**YOUR GOAL**
Repeat each record exactly as written, and drop any images.

**SOURCE DATA**
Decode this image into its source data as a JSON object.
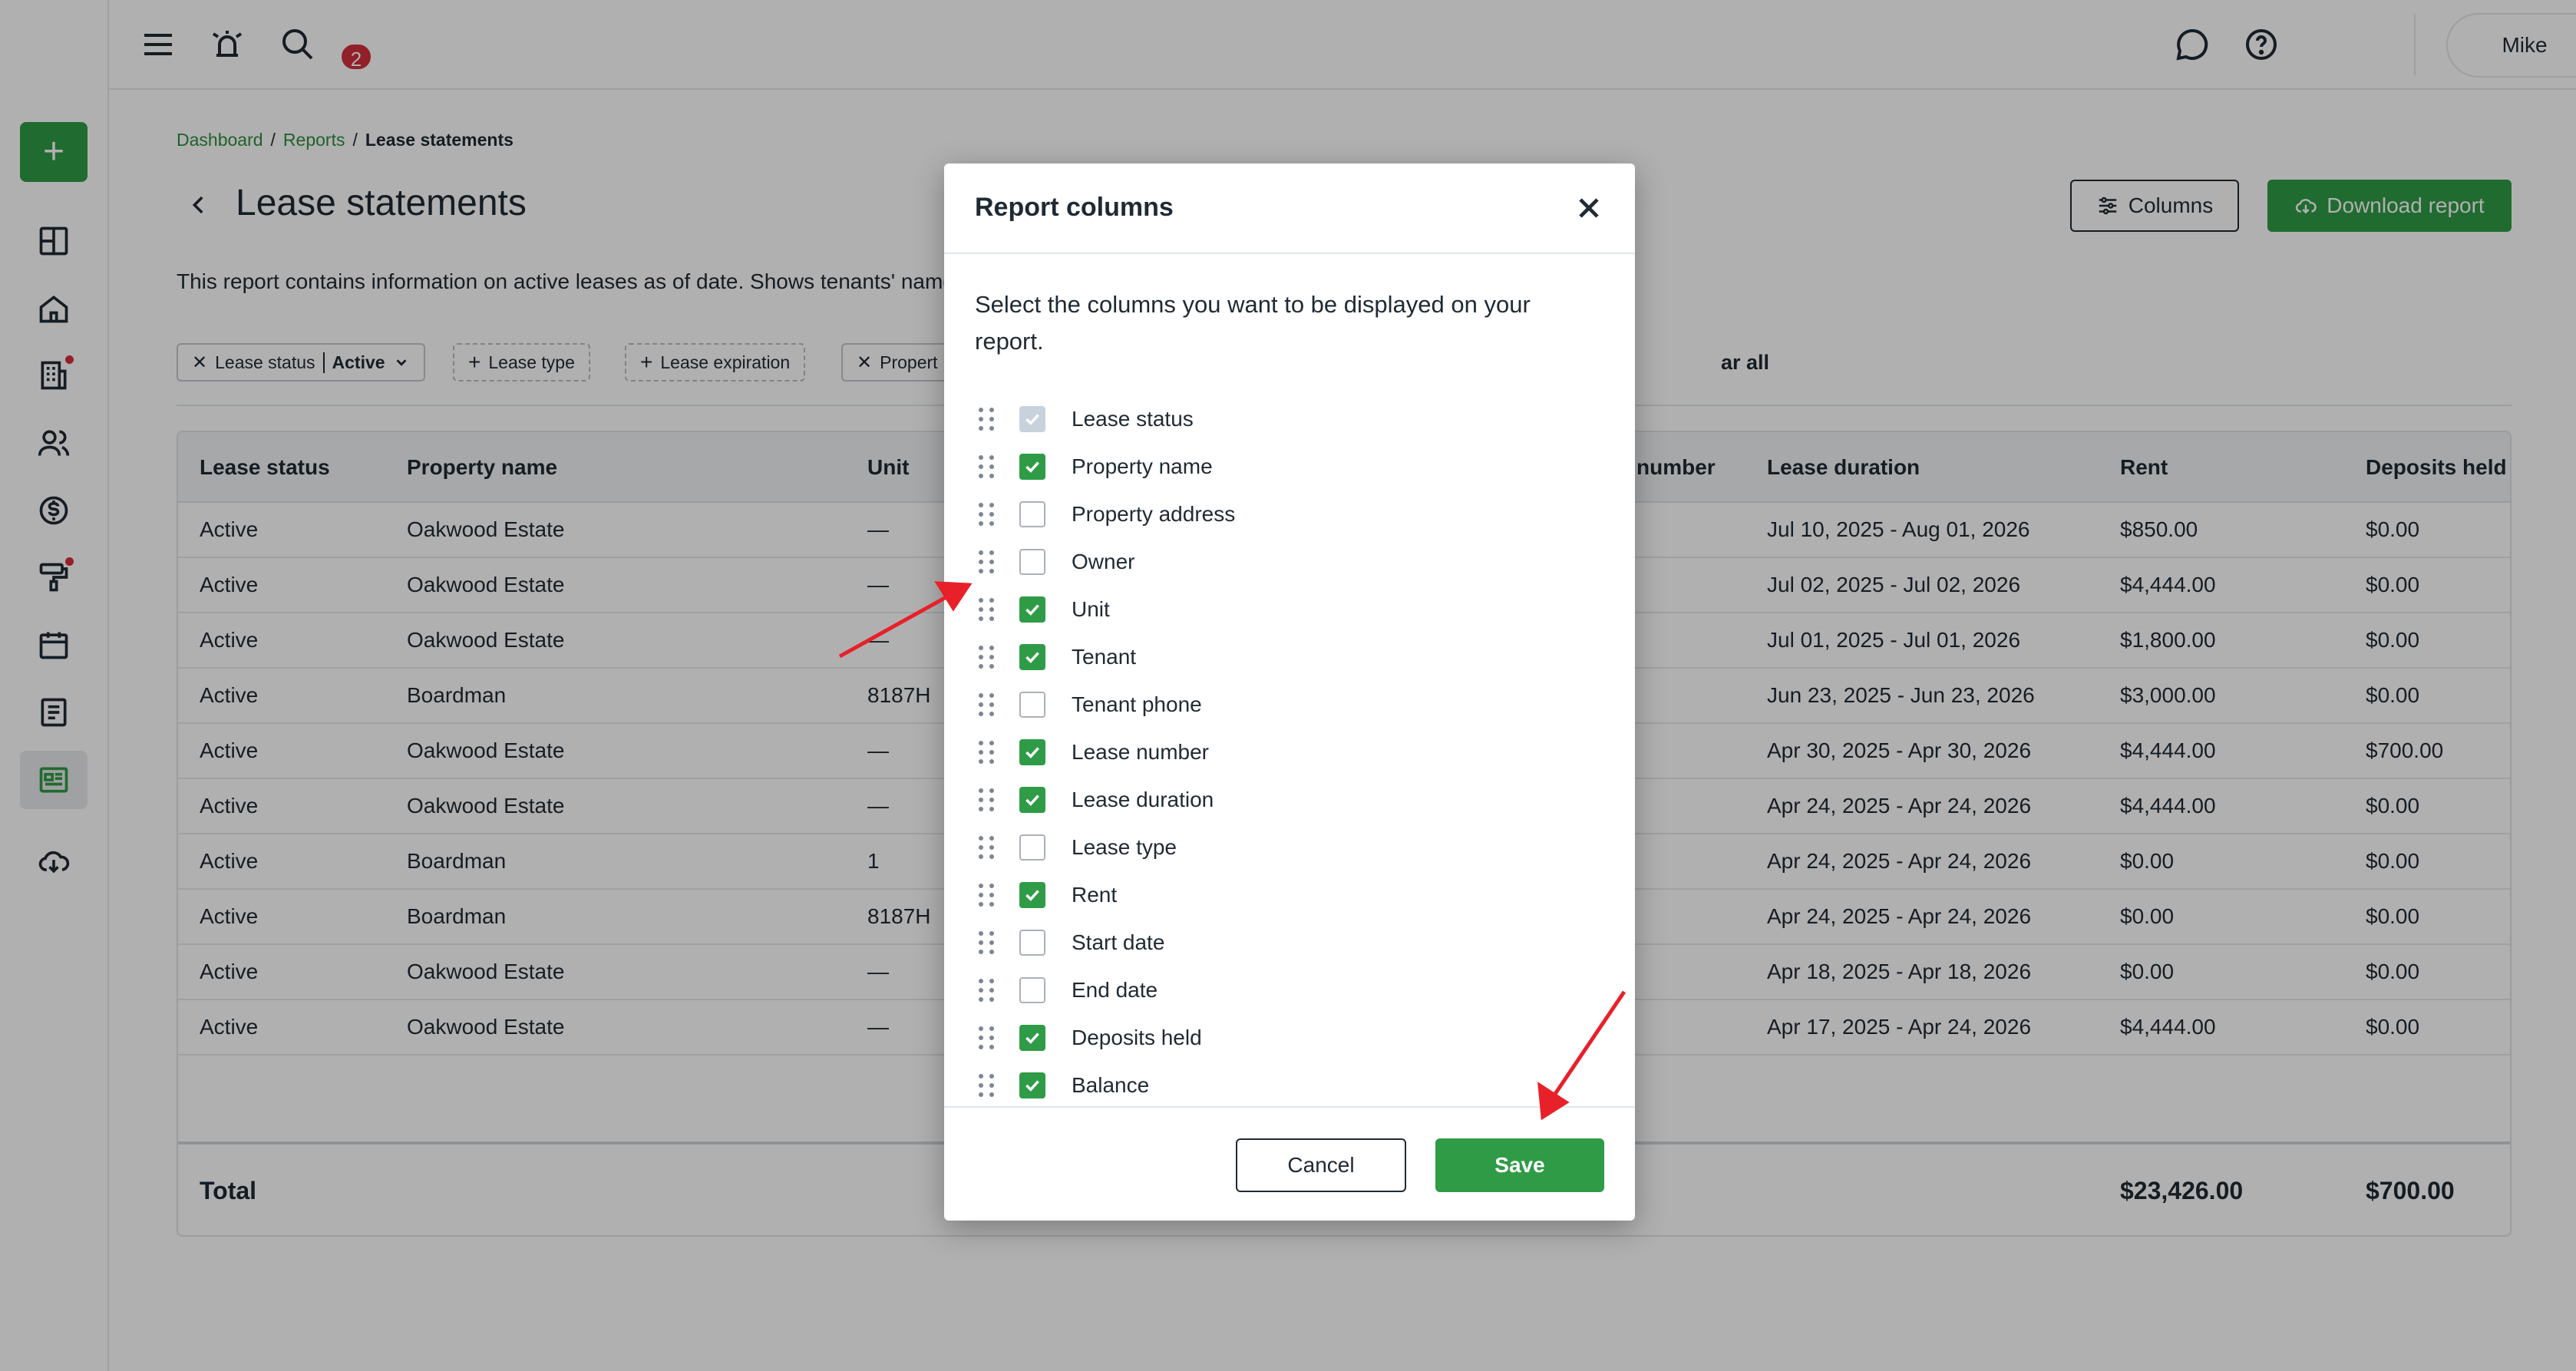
{
  "topbar": {
    "notifications_count": "2",
    "user_name": "Mike"
  },
  "breadcrumb": {
    "items": [
      "Dashboard",
      "Reports"
    ],
    "current": "Lease statements"
  },
  "page": {
    "title": "Lease statements",
    "description": "This report contains information on active leases as of date. Shows tenants' name,",
    "columns_button": "Columns",
    "download_button": "Download report"
  },
  "filters": {
    "lease_status_label": "Lease status",
    "lease_status_value": "Active",
    "lease_type": "Lease type",
    "lease_expiration": "Lease expiration",
    "property": "Propert",
    "clear_all": "ar all"
  },
  "table": {
    "headers": {
      "lease_status": "Lease status",
      "property_name": "Property name",
      "unit": "Unit",
      "lease_number": "number",
      "lease_duration": "Lease duration",
      "rent": "Rent",
      "deposits_held": "Deposits held"
    },
    "rows": [
      {
        "status": "Active",
        "property": "Oakwood Estate",
        "unit": "—",
        "duration": "Jul 10, 2025 - Aug 01, 2026",
        "rent": "$850.00",
        "deposits": "$0.00"
      },
      {
        "status": "Active",
        "property": "Oakwood Estate",
        "unit": "—",
        "duration": "Jul 02, 2025 - Jul 02, 2026",
        "rent": "$4,444.00",
        "deposits": "$0.00"
      },
      {
        "status": "Active",
        "property": "Oakwood Estate",
        "unit": "—",
        "duration": "Jul 01, 2025 - Jul 01, 2026",
        "rent": "$1,800.00",
        "deposits": "$0.00"
      },
      {
        "status": "Active",
        "property": "Boardman",
        "unit": "8187H",
        "duration": "Jun 23, 2025 - Jun 23, 2026",
        "rent": "$3,000.00",
        "deposits": "$0.00"
      },
      {
        "status": "Active",
        "property": "Oakwood Estate",
        "unit": "—",
        "duration": "Apr 30, 2025 - Apr 30, 2026",
        "rent": "$4,444.00",
        "deposits": "$700.00"
      },
      {
        "status": "Active",
        "property": "Oakwood Estate",
        "unit": "—",
        "duration": "Apr 24, 2025 - Apr 24, 2026",
        "rent": "$4,444.00",
        "deposits": "$0.00"
      },
      {
        "status": "Active",
        "property": "Boardman",
        "unit": "1",
        "duration": "Apr 24, 2025 - Apr 24, 2026",
        "rent": "$0.00",
        "deposits": "$0.00"
      },
      {
        "status": "Active",
        "property": "Boardman",
        "unit": "8187H",
        "duration": "Apr 24, 2025 - Apr 24, 2026",
        "rent": "$0.00",
        "deposits": "$0.00"
      },
      {
        "status": "Active",
        "property": "Oakwood Estate",
        "unit": "—",
        "duration": "Apr 18, 2025 - Apr 18, 2026",
        "rent": "$0.00",
        "deposits": "$0.00"
      },
      {
        "status": "Active",
        "property": "Oakwood Estate",
        "unit": "—",
        "duration": "Apr 17, 2025 - Apr 24, 2026",
        "rent": "$4,444.00",
        "deposits": "$0.00"
      }
    ],
    "total": {
      "label": "Total",
      "rent": "$23,426.00",
      "deposits": "$700.00"
    }
  },
  "modal": {
    "title": "Report columns",
    "description": "Select the columns you want to be displayed on your report.",
    "options": [
      {
        "label": "Lease status",
        "state": "disabled"
      },
      {
        "label": "Property name",
        "state": "checked"
      },
      {
        "label": "Property address",
        "state": "unchecked"
      },
      {
        "label": "Owner",
        "state": "unchecked"
      },
      {
        "label": "Unit",
        "state": "checked"
      },
      {
        "label": "Tenant",
        "state": "checked"
      },
      {
        "label": "Tenant phone",
        "state": "unchecked"
      },
      {
        "label": "Lease number",
        "state": "checked"
      },
      {
        "label": "Lease duration",
        "state": "checked"
      },
      {
        "label": "Lease type",
        "state": "unchecked"
      },
      {
        "label": "Rent",
        "state": "checked"
      },
      {
        "label": "Start date",
        "state": "unchecked"
      },
      {
        "label": "End date",
        "state": "unchecked"
      },
      {
        "label": "Deposits held",
        "state": "checked"
      },
      {
        "label": "Balance",
        "state": "checked"
      }
    ],
    "cancel": "Cancel",
    "save": "Save"
  },
  "colors": {
    "accent": "#2f9b46",
    "badge": "#d32f3c",
    "annotation_arrow": "#e8202a"
  }
}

**RESPONSE FOR THIS EXERCISE**
Decode this image into its source data as a JSON object.
{
  "topbar": {
    "notifications_count": "2",
    "user_name": "Mike"
  },
  "breadcrumb": {
    "items": [
      "Dashboard",
      "Reports"
    ],
    "current": "Lease statements"
  },
  "page": {
    "title": "Lease statements",
    "description": "This report contains information on active leases as of date. Shows tenants' name,",
    "columns_button": "Columns",
    "download_button": "Download report"
  },
  "filters": {
    "lease_status_label": "Lease status",
    "lease_status_value": "Active",
    "lease_type": "Lease type",
    "lease_expiration": "Lease expiration",
    "property": "Propert",
    "clear_all": "ar all"
  },
  "table": {
    "headers": {
      "lease_status": "Lease status",
      "property_name": "Property name",
      "unit": "Unit",
      "lease_number": "number",
      "lease_duration": "Lease duration",
      "rent": "Rent",
      "deposits_held": "Deposits held"
    },
    "rows": [
      {
        "status": "Active",
        "property": "Oakwood Estate",
        "unit": "—",
        "duration": "Jul 10, 2025 - Aug 01, 2026",
        "rent": "$850.00",
        "deposits": "$0.00"
      },
      {
        "status": "Active",
        "property": "Oakwood Estate",
        "unit": "—",
        "duration": "Jul 02, 2025 - Jul 02, 2026",
        "rent": "$4,444.00",
        "deposits": "$0.00"
      },
      {
        "status": "Active",
        "property": "Oakwood Estate",
        "unit": "—",
        "duration": "Jul 01, 2025 - Jul 01, 2026",
        "rent": "$1,800.00",
        "deposits": "$0.00"
      },
      {
        "status": "Active",
        "property": "Boardman",
        "unit": "8187H",
        "duration": "Jun 23, 2025 - Jun 23, 2026",
        "rent": "$3,000.00",
        "deposits": "$0.00"
      },
      {
        "status": "Active",
        "property": "Oakwood Estate",
        "unit": "—",
        "duration": "Apr 30, 2025 - Apr 30, 2026",
        "rent": "$4,444.00",
        "deposits": "$700.00"
      },
      {
        "status": "Active",
        "property": "Oakwood Estate",
        "unit": "—",
        "duration": "Apr 24, 2025 - Apr 24, 2026",
        "rent": "$4,444.00",
        "deposits": "$0.00"
      },
      {
        "status": "Active",
        "property": "Boardman",
        "unit": "1",
        "duration": "Apr 24, 2025 - Apr 24, 2026",
        "rent": "$0.00",
        "deposits": "$0.00"
      },
      {
        "status": "Active",
        "property": "Boardman",
        "unit": "8187H",
        "duration": "Apr 24, 2025 - Apr 24, 2026",
        "rent": "$0.00",
        "deposits": "$0.00"
      },
      {
        "status": "Active",
        "property": "Oakwood Estate",
        "unit": "—",
        "duration": "Apr 18, 2025 - Apr 18, 2026",
        "rent": "$0.00",
        "deposits": "$0.00"
      },
      {
        "status": "Active",
        "property": "Oakwood Estate",
        "unit": "—",
        "duration": "Apr 17, 2025 - Apr 24, 2026",
        "rent": "$4,444.00",
        "deposits": "$0.00"
      }
    ],
    "total": {
      "label": "Total",
      "rent": "$23,426.00",
      "deposits": "$700.00"
    }
  },
  "modal": {
    "title": "Report columns",
    "description": "Select the columns you want to be displayed on your report.",
    "options": [
      {
        "label": "Lease status",
        "state": "disabled"
      },
      {
        "label": "Property name",
        "state": "checked"
      },
      {
        "label": "Property address",
        "state": "unchecked"
      },
      {
        "label": "Owner",
        "state": "unchecked"
      },
      {
        "label": "Unit",
        "state": "checked"
      },
      {
        "label": "Tenant",
        "state": "checked"
      },
      {
        "label": "Tenant phone",
        "state": "unchecked"
      },
      {
        "label": "Lease number",
        "state": "checked"
      },
      {
        "label": "Lease duration",
        "state": "checked"
      },
      {
        "label": "Lease type",
        "state": "unchecked"
      },
      {
        "label": "Rent",
        "state": "checked"
      },
      {
        "label": "Start date",
        "state": "unchecked"
      },
      {
        "label": "End date",
        "state": "unchecked"
      },
      {
        "label": "Deposits held",
        "state": "checked"
      },
      {
        "label": "Balance",
        "state": "checked"
      }
    ],
    "cancel": "Cancel",
    "save": "Save"
  },
  "colors": {
    "accent": "#2f9b46",
    "badge": "#d32f3c",
    "annotation_arrow": "#e8202a"
  }
}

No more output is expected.